*** Dataset entries

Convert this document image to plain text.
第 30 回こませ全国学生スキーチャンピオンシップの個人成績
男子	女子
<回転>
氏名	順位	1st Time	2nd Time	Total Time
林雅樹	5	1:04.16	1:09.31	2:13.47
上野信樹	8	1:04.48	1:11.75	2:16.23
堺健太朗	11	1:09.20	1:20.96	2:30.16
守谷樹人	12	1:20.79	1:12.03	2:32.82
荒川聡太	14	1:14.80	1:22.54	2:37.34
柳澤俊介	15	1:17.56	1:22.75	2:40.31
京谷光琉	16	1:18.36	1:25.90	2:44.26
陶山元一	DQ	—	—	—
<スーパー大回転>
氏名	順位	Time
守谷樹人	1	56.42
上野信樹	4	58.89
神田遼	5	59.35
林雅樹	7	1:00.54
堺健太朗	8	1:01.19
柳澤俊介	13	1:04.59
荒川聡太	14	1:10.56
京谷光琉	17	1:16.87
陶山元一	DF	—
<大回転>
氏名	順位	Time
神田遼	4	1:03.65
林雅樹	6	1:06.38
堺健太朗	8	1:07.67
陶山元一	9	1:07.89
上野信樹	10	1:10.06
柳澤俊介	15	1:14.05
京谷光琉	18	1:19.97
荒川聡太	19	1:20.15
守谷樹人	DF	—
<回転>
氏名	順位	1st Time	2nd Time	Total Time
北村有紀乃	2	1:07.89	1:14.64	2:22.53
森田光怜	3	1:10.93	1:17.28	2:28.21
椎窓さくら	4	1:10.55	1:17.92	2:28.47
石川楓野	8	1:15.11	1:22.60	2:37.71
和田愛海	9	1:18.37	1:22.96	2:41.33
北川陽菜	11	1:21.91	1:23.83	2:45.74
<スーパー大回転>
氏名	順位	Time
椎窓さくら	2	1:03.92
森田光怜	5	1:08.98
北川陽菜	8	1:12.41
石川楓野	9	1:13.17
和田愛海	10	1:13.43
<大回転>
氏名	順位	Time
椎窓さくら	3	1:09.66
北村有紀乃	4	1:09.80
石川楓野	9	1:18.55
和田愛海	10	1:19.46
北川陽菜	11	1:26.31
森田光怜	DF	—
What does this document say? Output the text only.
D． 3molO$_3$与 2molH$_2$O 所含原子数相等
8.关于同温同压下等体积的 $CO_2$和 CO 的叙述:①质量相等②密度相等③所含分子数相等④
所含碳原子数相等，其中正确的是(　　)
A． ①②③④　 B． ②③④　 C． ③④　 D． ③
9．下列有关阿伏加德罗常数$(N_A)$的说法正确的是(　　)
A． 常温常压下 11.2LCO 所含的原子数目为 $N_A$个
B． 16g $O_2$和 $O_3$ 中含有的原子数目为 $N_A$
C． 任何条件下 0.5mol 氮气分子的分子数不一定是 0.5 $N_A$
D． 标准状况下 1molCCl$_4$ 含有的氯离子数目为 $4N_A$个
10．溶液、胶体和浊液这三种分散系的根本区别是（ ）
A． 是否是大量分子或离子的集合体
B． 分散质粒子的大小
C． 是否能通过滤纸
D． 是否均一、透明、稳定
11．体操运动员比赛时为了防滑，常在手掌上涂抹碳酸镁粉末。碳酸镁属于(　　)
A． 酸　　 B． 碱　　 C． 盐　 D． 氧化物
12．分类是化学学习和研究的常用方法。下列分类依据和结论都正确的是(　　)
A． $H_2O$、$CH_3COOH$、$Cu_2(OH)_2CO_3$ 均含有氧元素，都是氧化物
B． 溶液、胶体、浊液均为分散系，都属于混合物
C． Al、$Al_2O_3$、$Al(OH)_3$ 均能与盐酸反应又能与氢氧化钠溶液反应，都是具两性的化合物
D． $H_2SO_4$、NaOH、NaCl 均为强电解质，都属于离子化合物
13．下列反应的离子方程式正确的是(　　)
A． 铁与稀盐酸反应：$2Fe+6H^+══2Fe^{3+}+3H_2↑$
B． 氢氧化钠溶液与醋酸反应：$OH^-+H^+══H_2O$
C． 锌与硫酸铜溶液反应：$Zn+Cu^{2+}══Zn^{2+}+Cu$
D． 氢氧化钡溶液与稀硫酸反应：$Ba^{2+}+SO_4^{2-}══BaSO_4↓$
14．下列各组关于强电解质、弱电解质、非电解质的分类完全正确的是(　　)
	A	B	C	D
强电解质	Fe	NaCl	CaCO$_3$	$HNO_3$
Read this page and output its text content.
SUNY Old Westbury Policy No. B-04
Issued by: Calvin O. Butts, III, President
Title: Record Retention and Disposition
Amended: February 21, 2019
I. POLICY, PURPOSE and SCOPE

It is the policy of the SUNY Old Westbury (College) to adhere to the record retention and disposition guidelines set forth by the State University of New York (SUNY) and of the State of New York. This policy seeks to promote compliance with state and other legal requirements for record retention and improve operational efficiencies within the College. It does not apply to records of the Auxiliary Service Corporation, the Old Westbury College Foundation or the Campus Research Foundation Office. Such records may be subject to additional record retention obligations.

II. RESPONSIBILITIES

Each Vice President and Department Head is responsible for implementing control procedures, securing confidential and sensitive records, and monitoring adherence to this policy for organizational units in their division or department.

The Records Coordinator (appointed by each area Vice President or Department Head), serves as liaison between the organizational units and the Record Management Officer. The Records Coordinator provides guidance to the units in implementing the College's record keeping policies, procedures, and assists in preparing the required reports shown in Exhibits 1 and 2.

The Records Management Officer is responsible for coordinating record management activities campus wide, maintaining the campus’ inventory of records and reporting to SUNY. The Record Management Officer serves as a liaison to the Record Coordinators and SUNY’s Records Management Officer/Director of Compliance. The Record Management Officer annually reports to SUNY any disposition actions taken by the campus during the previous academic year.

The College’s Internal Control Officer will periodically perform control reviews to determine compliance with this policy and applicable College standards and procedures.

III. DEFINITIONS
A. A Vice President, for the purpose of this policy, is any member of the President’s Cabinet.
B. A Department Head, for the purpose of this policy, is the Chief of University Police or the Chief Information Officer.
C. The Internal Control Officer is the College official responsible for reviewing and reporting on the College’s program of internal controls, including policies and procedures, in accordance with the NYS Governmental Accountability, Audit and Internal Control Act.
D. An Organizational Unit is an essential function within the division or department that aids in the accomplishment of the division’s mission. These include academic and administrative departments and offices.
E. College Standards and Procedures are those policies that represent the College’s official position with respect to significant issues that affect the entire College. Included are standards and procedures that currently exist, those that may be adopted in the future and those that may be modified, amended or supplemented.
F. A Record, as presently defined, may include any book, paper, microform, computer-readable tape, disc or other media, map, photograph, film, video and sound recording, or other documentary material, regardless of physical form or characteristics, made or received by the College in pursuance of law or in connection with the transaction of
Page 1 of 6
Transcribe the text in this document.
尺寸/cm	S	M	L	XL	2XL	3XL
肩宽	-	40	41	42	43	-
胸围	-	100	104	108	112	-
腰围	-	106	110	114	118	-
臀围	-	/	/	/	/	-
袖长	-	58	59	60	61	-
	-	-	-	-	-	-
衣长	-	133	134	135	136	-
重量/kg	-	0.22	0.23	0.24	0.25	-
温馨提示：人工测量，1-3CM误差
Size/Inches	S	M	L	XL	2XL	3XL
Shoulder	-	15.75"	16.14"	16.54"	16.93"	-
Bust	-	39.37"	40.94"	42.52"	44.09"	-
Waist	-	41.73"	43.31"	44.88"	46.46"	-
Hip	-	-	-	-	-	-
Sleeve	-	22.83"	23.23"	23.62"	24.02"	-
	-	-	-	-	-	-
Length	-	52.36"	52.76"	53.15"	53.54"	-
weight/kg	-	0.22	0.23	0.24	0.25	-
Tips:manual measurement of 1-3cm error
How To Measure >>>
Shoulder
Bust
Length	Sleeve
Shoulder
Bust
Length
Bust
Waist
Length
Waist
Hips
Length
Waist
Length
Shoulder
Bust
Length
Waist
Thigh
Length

******

▶ _Challenge_
Copy down the whole of the data above, matching it exactly.

▶ _Problem solution_
Convert this document image to plain text.
第 30 回こませ全国学生スキーチャンピオンシップの個人成績
男子	女子
<回転>
氏名	順位	1st Time	2nd Time	Total Time
林雅樹	5	1:04.16	1:09.31	2:13.47
上野信樹	8	1:04.48	1:11.75	2:16.23
堺健太朗	11	1:09.20	1:20.96	2:30.16
守谷樹人	12	1:20.79	1:12.03	2:32.82
荒川聡太	14	1:14.80	1:22.54	2:37.34
柳澤俊介	15	1:17.56	1:22.75	2:40.31
京谷光琉	16	1:18.36	1:25.90	2:44.26
陶山元一	DQ	—	—	—
<スーパー大回転>
氏名	順位	Time
守谷樹人	1	56.42
上野信樹	4	58.89
神田遼	5	59.35
林雅樹	7	1:00.54
堺健太朗	8	1:01.19
柳澤俊介	13	1:04.59
荒川聡太	14	1:10.56
京谷光琉	17	1:16.87
陶山元一	DF	—
<大回転>
氏名	順位	Time
神田遼	4	1:03.65
林雅樹	6	1:06.38
堺健太朗	8	1:07.67
陶山元一	9	1:07.89
上野信樹	10	1:10.06
柳澤俊介	15	1:14.05
京谷光琉	18	1:19.97
荒川聡太	19	1:20.15
守谷樹人	DF	—
<回転>
氏名	順位	1st Time	2nd Time	Total Time
北村有紀乃	2	1:07.89	1:14.64	2:22.53
森田光怜	3	1:10.93	1:17.28	2:28.21
椎窓さくら	4	1:10.55	1:17.92	2:28.47
石川楓野	8	1:15.11	1:22.60	2:37.71
和田愛海	9	1:18.37	1:22.96	2:41.33
北川陽菜	11	1:21.91	1:23.83	2:45.74
<スーパー大回転>
氏名	順位	Time
椎窓さくら	2	1:03.92
森田光怜	5	1:08.98
北川陽菜	8	1:12.41
石川楓野	9	1:13.17
和田愛海	10	1:13.43
<大回転>
氏名	順位	Time
椎窓さくら	3	1:09.66
北村有紀乃	4	1:09.80
石川楓野	9	1:18.55
和田愛海	10	1:19.46
北川陽菜	11	1:26.31
森田光怜	DF	—
What does this document say? Output the text only.
D． 3molO$_3$与 2molH$_2$O 所含原子数相等
8.关于同温同压下等体积的 $CO_2$和 CO 的叙述:①质量相等②密度相等③所含分子数相等④
所含碳原子数相等，其中正确的是(　　)
A． ①②③④　 B． ②③④　 C． ③④　 D． ③
9．下列有关阿伏加德罗常数$(N_A)$的说法正确的是(　　)
A． 常温常压下 11.2LCO 所含的原子数目为 $N_A$个
B． 16g $O_2$和 $O_3$ 中含有的原子数目为 $N_A$
C． 任何条件下 0.5mol 氮气分子的分子数不一定是 0.5 $N_A$
D． 标准状况下 1molCCl$_4$ 含有的氯离子数目为 $4N_A$个
10．溶液、胶体和浊液这三种分散系的根本区别是（ ）
A． 是否是大量分子或离子的集合体
B． 分散质粒子的大小
C． 是否能通过滤纸
D． 是否均一、透明、稳定
11．体操运动员比赛时为了防滑，常在手掌上涂抹碳酸镁粉末。碳酸镁属于(　　)
A． 酸　　 B． 碱　　 C． 盐　 D． 氧化物
12．分类是化学学习和研究的常用方法。下列分类依据和结论都正确的是(　　)
A． $H_2O$、$CH_3COOH$、$Cu_2(OH)_2CO_3$ 均含有氧元素，都是氧化物
B． 溶液、胶体、浊液均为分散系，都属于混合物
C． Al、$Al_2O_3$、$Al(OH)_3$ 均能与盐酸反应又能与氢氧化钠溶液反应，都是具两性的化合物
D． $H_2SO_4$、NaOH、NaCl 均为强电解质，都属于离子化合物
13．下列反应的离子方程式正确的是(　　)
A． 铁与稀盐酸反应：$2Fe+6H^+══2Fe^{3+}+3H_2↑$
B． 氢氧化钠溶液与醋酸反应：$OH^-+H^+══H_2O$
C． 锌与硫酸铜溶液反应：$Zn+Cu^{2+}══Zn^{2+}+Cu$
D． 氢氧化钡溶液与稀硫酸反应：$Ba^{2+}+SO_4^{2-}══BaSO_4↓$
14．下列各组关于强电解质、弱电解质、非电解质的分类完全正确的是(　　)
	A	B	C	D
强电解质	Fe	NaCl	CaCO$_3$	$HNO_3$
Read this page and output its text content.
SUNY Old Westbury Policy No. B-04
Issued by: Calvin O. Butts, III, President
Title: Record Retention and Disposition
Amended: February 21, 2019
I. POLICY, PURPOSE and SCOPE

It is the policy of the SUNY Old Westbury (College) to adhere to the record retention and disposition guidelines set forth by the State University of New York (SUNY) and of the State of New York. This policy seeks to promote compliance with state and other legal requirements for record retention and improve operational efficiencies within the College. It does not apply to records of the Auxiliary Service Corporation, the Old Westbury College Foundation or the Campus Research Foundation Office. Such records may be subject to additional record retention obligations.

II. RESPONSIBILITIES

Each Vice President and Department Head is responsible for implementing control procedures, securing confidential and sensitive records, and monitoring adherence to this policy for organizational units in their division or department.

The Records Coordinator (appointed by each area Vice President or Department Head), serves as liaison between the organizational units and the Record Management Officer. The Records Coordinator provides guidance to the units in implementing the College's record keeping policies, procedures, and assists in preparing the required reports shown in Exhibits 1 and 2.

The Records Management Officer is responsible for coordinating record management activities campus wide, maintaining the campus’ inventory of records and reporting to SUNY. The Record Management Officer serves as a liaison to the Record Coordinators and SUNY’s Records Management Officer/Director of Compliance. The Record Management Officer annually reports to SUNY any disposition actions taken by the campus during the previous academic year.

The College’s Internal Control Officer will periodically perform control reviews to determine compliance with this policy and applicable College standards and procedures.

III. DEFINITIONS
A. A Vice President, for the purpose of this policy, is any member of the President’s Cabinet.
B. A Department Head, for the purpose of this policy, is the Chief of University Police or the Chief Information Officer.
C. The Internal Control Officer is the College official responsible for reviewing and reporting on the College’s program of internal controls, including policies and procedures, in accordance with the NYS Governmental Accountability, Audit and Internal Control Act.
D. An Organizational Unit is an essential function within the division or department that aids in the accomplishment of the division’s mission. These include academic and administrative departments and offices.
E. College Standards and Procedures are those policies that represent the College’s official position with respect to significant issues that affect the entire College. Included are standards and procedures that currently exist, those that may be adopted in the future and those that may be modified, amended or supplemented.
F. A Record, as presently defined, may include any book, paper, microform, computer-readable tape, disc or other media, map, photograph, film, video and sound recording, or other documentary material, regardless of physical form or characteristics, made or received by the College in pursuance of law or in connection with the transaction of
Page 1 of 6
Transcribe the text in this document.
尺寸/cm	S	M	L	XL	2XL	3XL
肩宽	-	40	41	42	43	-
胸围	-	100	104	108	112	-
腰围	-	106	110	114	118	-
臀围	-	/	/	/	/	-
袖长	-	58	59	60	61	-
	-	-	-	-	-	-
衣长	-	133	134	135	136	-
重量/kg	-	0.22	0.23	0.24	0.25	-
温馨提示：人工测量，1-3CM误差
Size/Inches	S	M	L	XL	2XL	3XL
Shoulder	-	15.75"	16.14"	16.54"	16.93"	-
Bust	-	39.37"	40.94"	42.52"	44.09"	-
Waist	-	41.73"	43.31"	44.88"	46.46"	-
Hip	-	-	-	-	-	-
Sleeve	-	22.83"	23.23"	23.62"	24.02"	-
	-	-	-	-	-	-
Length	-	52.36"	52.76"	53.15"	53.54"	-
weight/kg	-	0.22	0.23	0.24	0.25	-
Tips:manual measurement of 1-3cm error
How To Measure >>>
Shoulder
Bust
Length	Sleeve
Shoulder
Bust
Length
Bust
Waist
Length
Waist
Hips
Length
Waist
Length
Shoulder
Bust
Length
Waist
Thigh
Length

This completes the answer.